When transcribing the entries, keep each one exactly as it is.
%%
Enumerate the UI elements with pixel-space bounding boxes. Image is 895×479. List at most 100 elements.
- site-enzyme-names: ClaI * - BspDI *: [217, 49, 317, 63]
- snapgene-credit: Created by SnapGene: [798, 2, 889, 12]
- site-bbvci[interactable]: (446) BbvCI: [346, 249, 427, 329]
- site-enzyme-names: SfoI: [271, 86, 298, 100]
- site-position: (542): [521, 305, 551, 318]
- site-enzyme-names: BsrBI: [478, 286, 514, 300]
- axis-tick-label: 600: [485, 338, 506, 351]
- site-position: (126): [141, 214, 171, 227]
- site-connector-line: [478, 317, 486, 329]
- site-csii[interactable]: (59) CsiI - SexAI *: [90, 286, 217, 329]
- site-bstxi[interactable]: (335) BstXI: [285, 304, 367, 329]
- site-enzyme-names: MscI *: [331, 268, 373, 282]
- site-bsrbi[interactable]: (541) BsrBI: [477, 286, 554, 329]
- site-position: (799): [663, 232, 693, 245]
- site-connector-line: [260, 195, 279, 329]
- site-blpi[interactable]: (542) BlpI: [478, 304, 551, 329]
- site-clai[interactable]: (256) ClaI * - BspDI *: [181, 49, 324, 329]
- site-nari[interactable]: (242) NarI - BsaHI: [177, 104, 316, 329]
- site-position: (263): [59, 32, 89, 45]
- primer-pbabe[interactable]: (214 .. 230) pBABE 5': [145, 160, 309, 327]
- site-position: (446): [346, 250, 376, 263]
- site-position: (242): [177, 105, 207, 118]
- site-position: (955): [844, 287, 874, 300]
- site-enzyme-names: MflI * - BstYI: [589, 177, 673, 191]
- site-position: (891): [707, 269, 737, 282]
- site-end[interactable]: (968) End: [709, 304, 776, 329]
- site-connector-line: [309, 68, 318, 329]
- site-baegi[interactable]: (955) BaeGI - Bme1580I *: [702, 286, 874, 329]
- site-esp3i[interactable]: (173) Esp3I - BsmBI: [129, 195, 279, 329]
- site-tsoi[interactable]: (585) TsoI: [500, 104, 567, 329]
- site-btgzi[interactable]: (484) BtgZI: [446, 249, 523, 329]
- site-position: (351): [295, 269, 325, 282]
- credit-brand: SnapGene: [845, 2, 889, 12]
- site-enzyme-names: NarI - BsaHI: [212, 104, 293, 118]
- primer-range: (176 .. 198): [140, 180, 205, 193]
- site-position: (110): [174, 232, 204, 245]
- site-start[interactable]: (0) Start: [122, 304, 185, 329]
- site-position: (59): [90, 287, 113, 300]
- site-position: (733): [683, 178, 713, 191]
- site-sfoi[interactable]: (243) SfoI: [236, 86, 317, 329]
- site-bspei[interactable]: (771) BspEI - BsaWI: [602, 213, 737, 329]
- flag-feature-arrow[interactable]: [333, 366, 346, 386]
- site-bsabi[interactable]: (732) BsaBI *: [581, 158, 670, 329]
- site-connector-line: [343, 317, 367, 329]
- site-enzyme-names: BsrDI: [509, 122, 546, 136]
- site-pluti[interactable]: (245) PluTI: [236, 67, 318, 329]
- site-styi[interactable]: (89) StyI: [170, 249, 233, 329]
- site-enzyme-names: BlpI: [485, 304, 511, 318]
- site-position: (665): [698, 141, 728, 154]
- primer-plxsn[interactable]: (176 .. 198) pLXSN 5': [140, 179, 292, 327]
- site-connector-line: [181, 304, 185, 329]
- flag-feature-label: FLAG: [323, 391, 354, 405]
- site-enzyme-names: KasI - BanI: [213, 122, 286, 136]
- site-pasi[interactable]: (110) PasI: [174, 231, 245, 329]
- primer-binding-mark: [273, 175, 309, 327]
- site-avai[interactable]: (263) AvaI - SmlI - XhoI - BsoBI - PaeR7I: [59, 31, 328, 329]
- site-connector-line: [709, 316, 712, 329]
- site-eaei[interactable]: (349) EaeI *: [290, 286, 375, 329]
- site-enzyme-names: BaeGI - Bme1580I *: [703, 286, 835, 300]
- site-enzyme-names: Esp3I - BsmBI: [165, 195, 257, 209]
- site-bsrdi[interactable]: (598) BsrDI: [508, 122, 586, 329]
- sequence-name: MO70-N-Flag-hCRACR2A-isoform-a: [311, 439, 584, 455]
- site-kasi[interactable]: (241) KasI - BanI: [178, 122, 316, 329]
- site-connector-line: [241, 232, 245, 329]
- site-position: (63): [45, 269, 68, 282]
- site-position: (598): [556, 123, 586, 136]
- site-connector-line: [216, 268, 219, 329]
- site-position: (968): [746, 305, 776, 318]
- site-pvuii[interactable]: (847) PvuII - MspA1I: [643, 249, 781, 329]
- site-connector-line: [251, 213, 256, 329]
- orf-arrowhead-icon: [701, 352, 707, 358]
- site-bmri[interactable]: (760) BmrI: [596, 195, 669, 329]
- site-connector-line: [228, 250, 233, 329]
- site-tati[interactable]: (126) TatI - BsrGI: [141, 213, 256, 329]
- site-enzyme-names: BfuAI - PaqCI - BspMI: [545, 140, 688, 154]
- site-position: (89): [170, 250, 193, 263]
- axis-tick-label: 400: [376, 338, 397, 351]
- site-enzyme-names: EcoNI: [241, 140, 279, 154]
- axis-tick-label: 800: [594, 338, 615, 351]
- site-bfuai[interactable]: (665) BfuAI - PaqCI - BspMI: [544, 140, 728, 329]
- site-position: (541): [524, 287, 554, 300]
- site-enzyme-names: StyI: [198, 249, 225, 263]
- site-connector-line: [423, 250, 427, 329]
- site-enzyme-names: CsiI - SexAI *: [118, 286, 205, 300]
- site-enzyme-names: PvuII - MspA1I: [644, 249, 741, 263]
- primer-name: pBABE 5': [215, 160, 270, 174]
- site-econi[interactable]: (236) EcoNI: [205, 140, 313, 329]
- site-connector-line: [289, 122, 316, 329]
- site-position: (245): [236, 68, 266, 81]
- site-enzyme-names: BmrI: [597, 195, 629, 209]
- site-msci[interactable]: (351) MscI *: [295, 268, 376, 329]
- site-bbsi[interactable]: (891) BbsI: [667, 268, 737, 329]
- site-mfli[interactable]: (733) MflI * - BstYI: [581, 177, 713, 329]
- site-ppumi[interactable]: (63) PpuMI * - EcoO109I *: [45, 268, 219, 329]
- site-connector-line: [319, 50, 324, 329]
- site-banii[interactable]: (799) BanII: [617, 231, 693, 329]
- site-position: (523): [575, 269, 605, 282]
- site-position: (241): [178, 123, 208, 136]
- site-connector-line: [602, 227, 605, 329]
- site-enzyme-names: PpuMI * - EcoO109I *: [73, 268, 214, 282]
%%
RESPONSE TO THE TASK:
Enumerate the UI elements with pixel-space bounding boxes. Image is 895×479. List at most 100 elements.
- site-enzyme-names: ClaI * - BspDI *: [217, 49, 317, 63]
- snapgene-credit: Created by SnapGene: [798, 2, 889, 12]
- site-bbvci[interactable]: (446) BbvCI: [346, 249, 427, 329]
- site-enzyme-names: SfoI: [271, 86, 298, 100]
- site-position: (542): [521, 305, 551, 318]
- site-enzyme-names: BsrBI: [478, 286, 514, 300]
- axis-tick-label: 600: [485, 338, 506, 351]
- site-position: (126): [141, 214, 171, 227]
- site-connector-line: [478, 317, 486, 329]
- site-csii[interactable]: (59) CsiI - SexAI *: [90, 286, 217, 329]
- site-bstxi[interactable]: (335) BstXI: [285, 304, 367, 329]
- site-enzyme-names: MscI *: [331, 268, 373, 282]
- site-bsrbi[interactable]: (541) BsrBI: [477, 286, 554, 329]
- site-position: (799): [663, 232, 693, 245]
- site-connector-line: [260, 195, 279, 329]
- site-blpi[interactable]: (542) BlpI: [478, 304, 551, 329]
- site-clai[interactable]: (256) ClaI * - BspDI *: [181, 49, 324, 329]
- site-nari[interactable]: (242) NarI - BsaHI: [177, 104, 316, 329]
- site-position: (263): [59, 32, 89, 45]
- primer-pbabe[interactable]: (214 .. 230) pBABE 5': [145, 160, 309, 327]
- site-position: (446): [346, 250, 376, 263]
- site-position: (242): [177, 105, 207, 118]
- site-position: (955): [844, 287, 874, 300]
- site-enzyme-names: MflI * - BstYI: [589, 177, 673, 191]
- site-position: (891): [707, 269, 737, 282]
- site-end[interactable]: (968) End: [709, 304, 776, 329]
- site-connector-line: [309, 68, 318, 329]
- site-baegi[interactable]: (955) BaeGI - Bme1580I *: [702, 286, 874, 329]
- site-esp3i[interactable]: (173) Esp3I - BsmBI: [129, 195, 279, 329]
- site-tsoi[interactable]: (585) TsoI: [500, 104, 567, 329]
- site-btgzi[interactable]: (484) BtgZI: [446, 249, 523, 329]
- site-position: (351): [295, 269, 325, 282]
- credit-brand: SnapGene: [845, 2, 889, 12]
- site-enzyme-names: NarI - BsaHI: [212, 104, 293, 118]
- primer-range: (176 .. 198): [140, 180, 205, 193]
- site-position: (110): [174, 232, 204, 245]
- site-start[interactable]: (0) Start: [122, 304, 185, 329]
- site-position: (59): [90, 287, 113, 300]
- site-position: (733): [683, 178, 713, 191]
- site-sfoi[interactable]: (243) SfoI: [236, 86, 317, 329]
- site-bspei[interactable]: (771) BspEI - BsaWI: [602, 213, 737, 329]
- flag-feature-arrow[interactable]: [333, 366, 346, 386]
- site-bsabi[interactable]: (732) BsaBI *: [581, 158, 670, 329]
- site-connector-line: [343, 317, 367, 329]
- site-enzyme-names: BsrDI: [509, 122, 546, 136]
- site-pluti[interactable]: (245) PluTI: [236, 67, 318, 329]
- site-styi[interactable]: (89) StyI: [170, 249, 233, 329]
- site-enzyme-names: BlpI: [485, 304, 511, 318]
- site-position: (665): [698, 141, 728, 154]
- primer-plxsn[interactable]: (176 .. 198) pLXSN 5': [140, 179, 292, 327]
- site-connector-line: [181, 304, 185, 329]
- flag-feature-label: FLAG: [323, 391, 354, 405]
- site-enzyme-names: KasI - BanI: [213, 122, 286, 136]
- site-pasi[interactable]: (110) PasI: [174, 231, 245, 329]
- primer-binding-mark: [273, 175, 309, 327]
- site-avai[interactable]: (263) AvaI - SmlI - XhoI - BsoBI - PaeR7I: [59, 31, 328, 329]
- site-connector-line: [709, 316, 712, 329]
- site-eaei[interactable]: (349) EaeI *: [290, 286, 375, 329]
- site-enzyme-names: BaeGI - Bme1580I *: [703, 286, 835, 300]
- site-enzyme-names: Esp3I - BsmBI: [165, 195, 257, 209]
- site-bsrdi[interactable]: (598) BsrDI: [508, 122, 586, 329]
- sequence-name: MO70-N-Flag-hCRACR2A-isoform-a: [311, 439, 584, 455]
- site-kasi[interactable]: (241) KasI - BanI: [178, 122, 316, 329]
- site-connector-line: [241, 232, 245, 329]
- site-position: (63): [45, 269, 68, 282]
- site-position: (598): [556, 123, 586, 136]
- site-connector-line: [216, 268, 219, 329]
- site-position: (968): [746, 305, 776, 318]
- site-pvuii[interactable]: (847) PvuII - MspA1I: [643, 249, 781, 329]
- site-connector-line: [251, 213, 256, 329]
- orf-arrowhead-icon: [701, 352, 707, 358]
- site-bmri[interactable]: (760) BmrI: [596, 195, 669, 329]
- site-connector-line: [228, 250, 233, 329]
- site-tati[interactable]: (126) TatI - BsrGI: [141, 213, 256, 329]
- site-enzyme-names: BfuAI - PaqCI - BspMI: [545, 140, 688, 154]
- site-position: (89): [170, 250, 193, 263]
- axis-tick-label: 400: [376, 338, 397, 351]
- site-enzyme-names: EcoNI: [241, 140, 279, 154]
- axis-tick-label: 800: [594, 338, 615, 351]
- site-bfuai[interactable]: (665) BfuAI - PaqCI - BspMI: [544, 140, 728, 329]
- site-position: (541): [524, 287, 554, 300]
- site-enzyme-names: StyI: [198, 249, 225, 263]
- site-connector-line: [423, 250, 427, 329]
- site-enzyme-names: CsiI - SexAI *: [118, 286, 205, 300]
- site-enzyme-names: PvuII - MspA1I: [644, 249, 741, 263]
- primer-name: pBABE 5': [215, 160, 270, 174]
- site-econi[interactable]: (236) EcoNI: [205, 140, 313, 329]
- site-connector-line: [289, 122, 316, 329]
- site-position: (245): [236, 68, 266, 81]
- site-enzyme-names: BmrI: [597, 195, 629, 209]
- site-msci[interactable]: (351) MscI *: [295, 268, 376, 329]
- site-bbsi[interactable]: (891) BbsI: [667, 268, 737, 329]
- site-mfli[interactable]: (733) MflI * - BstYI: [581, 177, 713, 329]
- site-ppumi[interactable]: (63) PpuMI * - EcoO109I *: [45, 268, 219, 329]
- site-connector-line: [319, 50, 324, 329]
- site-banii[interactable]: (799) BanII: [617, 231, 693, 329]
- site-position: (523): [575, 269, 605, 282]
- site-position: (241): [178, 123, 208, 136]
- site-connector-line: [602, 227, 605, 329]
- site-enzyme-names: PpuMI * - EcoO109I *: [73, 268, 214, 282]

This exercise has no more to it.